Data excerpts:
::::::

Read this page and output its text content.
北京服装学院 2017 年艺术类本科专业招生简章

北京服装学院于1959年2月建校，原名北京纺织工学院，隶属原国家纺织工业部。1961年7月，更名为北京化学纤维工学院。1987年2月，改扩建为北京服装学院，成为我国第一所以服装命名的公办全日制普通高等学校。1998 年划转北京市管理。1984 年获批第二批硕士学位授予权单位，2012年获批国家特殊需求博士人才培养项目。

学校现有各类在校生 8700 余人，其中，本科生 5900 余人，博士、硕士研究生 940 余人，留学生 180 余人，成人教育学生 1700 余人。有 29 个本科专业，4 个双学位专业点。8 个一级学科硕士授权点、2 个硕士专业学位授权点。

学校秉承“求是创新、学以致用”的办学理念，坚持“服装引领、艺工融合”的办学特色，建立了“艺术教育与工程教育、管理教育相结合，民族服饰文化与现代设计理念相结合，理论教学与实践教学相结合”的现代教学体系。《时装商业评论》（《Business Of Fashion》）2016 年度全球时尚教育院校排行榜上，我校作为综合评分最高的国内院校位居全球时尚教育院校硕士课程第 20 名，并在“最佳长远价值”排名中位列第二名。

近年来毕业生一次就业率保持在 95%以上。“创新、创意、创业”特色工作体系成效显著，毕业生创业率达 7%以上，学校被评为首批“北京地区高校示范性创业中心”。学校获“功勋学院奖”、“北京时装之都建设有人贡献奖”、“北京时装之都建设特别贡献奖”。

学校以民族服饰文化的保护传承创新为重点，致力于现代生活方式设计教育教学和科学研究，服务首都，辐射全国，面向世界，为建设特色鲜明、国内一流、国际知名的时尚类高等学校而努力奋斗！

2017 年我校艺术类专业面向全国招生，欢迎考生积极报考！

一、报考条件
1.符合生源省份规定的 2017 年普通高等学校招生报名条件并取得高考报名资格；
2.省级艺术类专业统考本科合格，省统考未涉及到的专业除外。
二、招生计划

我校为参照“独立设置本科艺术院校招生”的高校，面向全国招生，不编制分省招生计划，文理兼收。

::::::

The records above must be repeated exactly, every one of them.

Read this page and output its text content.
北京服装学院 2017 年艺术类本科专业招生简章

北京服装学院于1959年2月建校，原名北京纺织工学院，隶属原国家纺织工业部。1961年7月，更名为北京化学纤维工学院。1987年2月，改扩建为北京服装学院，成为我国第一所以服装命名的公办全日制普通高等学校。1998 年划转北京市管理。1984 年获批第二批硕士学位授予权单位，2012年获批国家特殊需求博士人才培养项目。

学校现有各类在校生 8700 余人，其中，本科生 5900 余人，博士、硕士研究生 940 余人，留学生 180 余人，成人教育学生 1700 余人。有 29 个本科专业，4 个双学位专业点。8 个一级学科硕士授权点、2 个硕士专业学位授权点。

学校秉承“求是创新、学以致用”的办学理念，坚持“服装引领、艺工融合”的办学特色，建立了“艺术教育与工程教育、管理教育相结合，民族服饰文化与现代设计理念相结合，理论教学与实践教学相结合”的现代教学体系。《时装商业评论》（《Business Of Fashion》）2016 年度全球时尚教育院校排行榜上，我校作为综合评分最高的国内院校位居全球时尚教育院校硕士课程第 20 名，并在“最佳长远价值”排名中位列第二名。

近年来毕业生一次就业率保持在 95%以上。“创新、创意、创业”特色工作体系成效显著，毕业生创业率达 7%以上，学校被评为首批“北京地区高校示范性创业中心”。学校获“功勋学院奖”、“北京时装之都建设有人贡献奖”、“北京时装之都建设特别贡献奖”。

学校以民族服饰文化的保护传承创新为重点，致力于现代生活方式设计教育教学和科学研究，服务首都，辐射全国，面向世界，为建设特色鲜明、国内一流、国际知名的时尚类高等学校而努力奋斗！

2017 年我校艺术类专业面向全国招生，欢迎考生积极报考！

一、报考条件
1.符合生源省份规定的 2017 年普通高等学校招生报名条件并取得高考报名资格；
2.省级艺术类专业统考本科合格，省统考未涉及到的专业除外。
二、招生计划

我校为参照“独立设置本科艺术院校招生”的高校，面向全国招生，不编制分省招生计划，文理兼收。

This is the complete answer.